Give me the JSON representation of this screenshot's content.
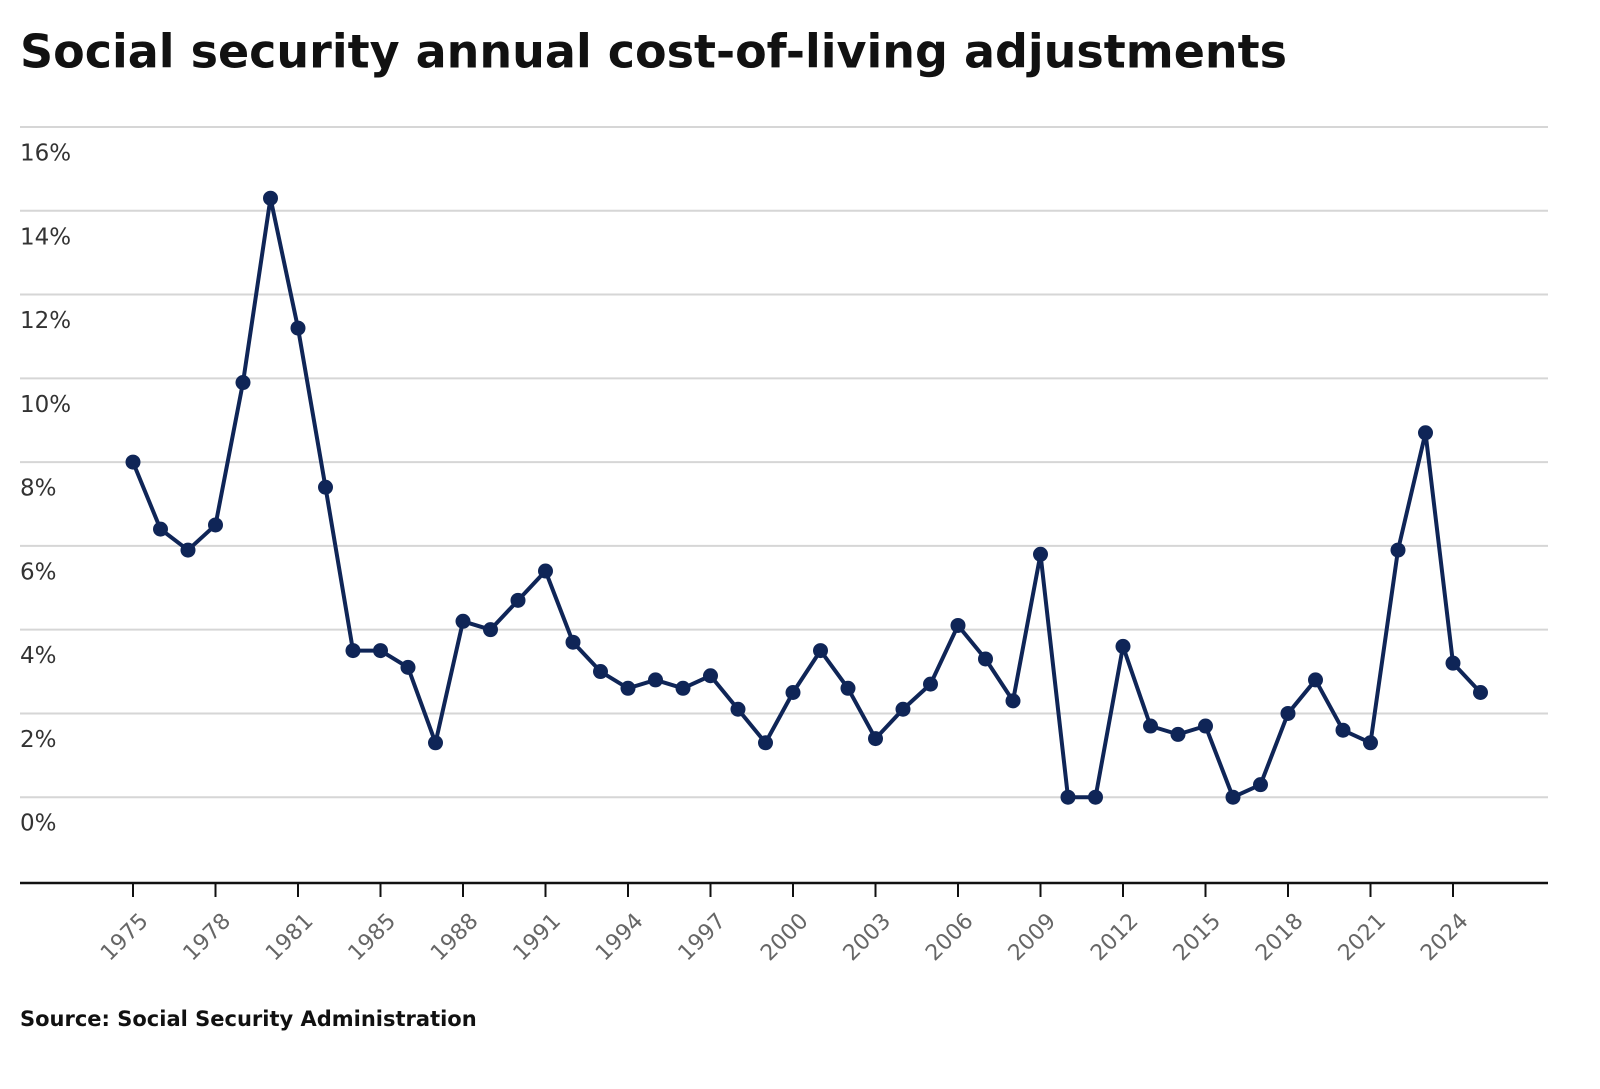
{
  "chart_data": {
    "type": "line",
    "title": "Social security annual cost-of-living adjustments",
    "source": "Source: Social Security Administration",
    "categories": [
      "1975",
      null,
      null,
      "1978",
      null,
      null,
      "1981",
      null,
      null,
      "1985",
      null,
      null,
      "1988",
      null,
      null,
      "1991",
      null,
      null,
      "1994",
      null,
      null,
      "1997",
      null,
      null,
      "2000",
      null,
      null,
      "2003",
      null,
      null,
      "2006",
      null,
      null,
      "2009",
      null,
      null,
      "2012",
      null,
      null,
      "2015",
      null,
      null,
      "2018",
      null,
      null,
      "2021",
      null,
      null,
      "2024",
      null
    ],
    "values": [
      8.0,
      6.4,
      5.9,
      6.5,
      9.9,
      14.3,
      11.2,
      7.4,
      3.5,
      3.5,
      3.1,
      1.3,
      4.2,
      4.0,
      4.7,
      5.4,
      3.7,
      3.0,
      2.6,
      2.8,
      2.6,
      2.9,
      2.1,
      1.3,
      2.5,
      3.5,
      2.6,
      1.4,
      2.1,
      2.7,
      4.1,
      3.3,
      2.3,
      5.8,
      0.0,
      0.0,
      3.6,
      1.7,
      1.5,
      1.7,
      0.0,
      0.3,
      2.0,
      2.8,
      1.6,
      1.3,
      5.9,
      8.7,
      3.2,
      2.5
    ],
    "color": "#0f2557",
    "ylim": [
      -2,
      16
    ],
    "yticks": [
      {
        "value": 0,
        "label": "0%"
      },
      {
        "value": 2,
        "label": "2%"
      },
      {
        "value": 4,
        "label": "4%"
      },
      {
        "value": 6,
        "label": "6%"
      },
      {
        "value": 8,
        "label": "8%"
      },
      {
        "value": 10,
        "label": "10%"
      },
      {
        "value": 12,
        "label": "12%"
      },
      {
        "value": 14,
        "label": "14%"
      },
      {
        "value": 16,
        "label": "16%"
      }
    ],
    "grid": true
  }
}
* * * * * * * * *
◆ **Goal**: Do not copy the pictures, but repeat every line exactly.

◆ **Written solution**:
Give me the JSON representation of this screenshot's content.
{
  "chart_data": {
    "type": "line",
    "title": "Social security annual cost-of-living adjustments",
    "source": "Source: Social Security Administration",
    "categories": [
      "1975",
      null,
      null,
      "1978",
      null,
      null,
      "1981",
      null,
      null,
      "1985",
      null,
      null,
      "1988",
      null,
      null,
      "1991",
      null,
      null,
      "1994",
      null,
      null,
      "1997",
      null,
      null,
      "2000",
      null,
      null,
      "2003",
      null,
      null,
      "2006",
      null,
      null,
      "2009",
      null,
      null,
      "2012",
      null,
      null,
      "2015",
      null,
      null,
      "2018",
      null,
      null,
      "2021",
      null,
      null,
      "2024",
      null
    ],
    "values": [
      8.0,
      6.4,
      5.9,
      6.5,
      9.9,
      14.3,
      11.2,
      7.4,
      3.5,
      3.5,
      3.1,
      1.3,
      4.2,
      4.0,
      4.7,
      5.4,
      3.7,
      3.0,
      2.6,
      2.8,
      2.6,
      2.9,
      2.1,
      1.3,
      2.5,
      3.5,
      2.6,
      1.4,
      2.1,
      2.7,
      4.1,
      3.3,
      2.3,
      5.8,
      0.0,
      0.0,
      3.6,
      1.7,
      1.5,
      1.7,
      0.0,
      0.3,
      2.0,
      2.8,
      1.6,
      1.3,
      5.9,
      8.7,
      3.2,
      2.5
    ],
    "color": "#0f2557",
    "ylim": [
      -2,
      16
    ],
    "yticks": [
      {
        "value": 0,
        "label": "0%"
      },
      {
        "value": 2,
        "label": "2%"
      },
      {
        "value": 4,
        "label": "4%"
      },
      {
        "value": 6,
        "label": "6%"
      },
      {
        "value": 8,
        "label": "8%"
      },
      {
        "value": 10,
        "label": "10%"
      },
      {
        "value": 12,
        "label": "12%"
      },
      {
        "value": 14,
        "label": "14%"
      },
      {
        "value": 16,
        "label": "16%"
      }
    ],
    "grid": true
  }
}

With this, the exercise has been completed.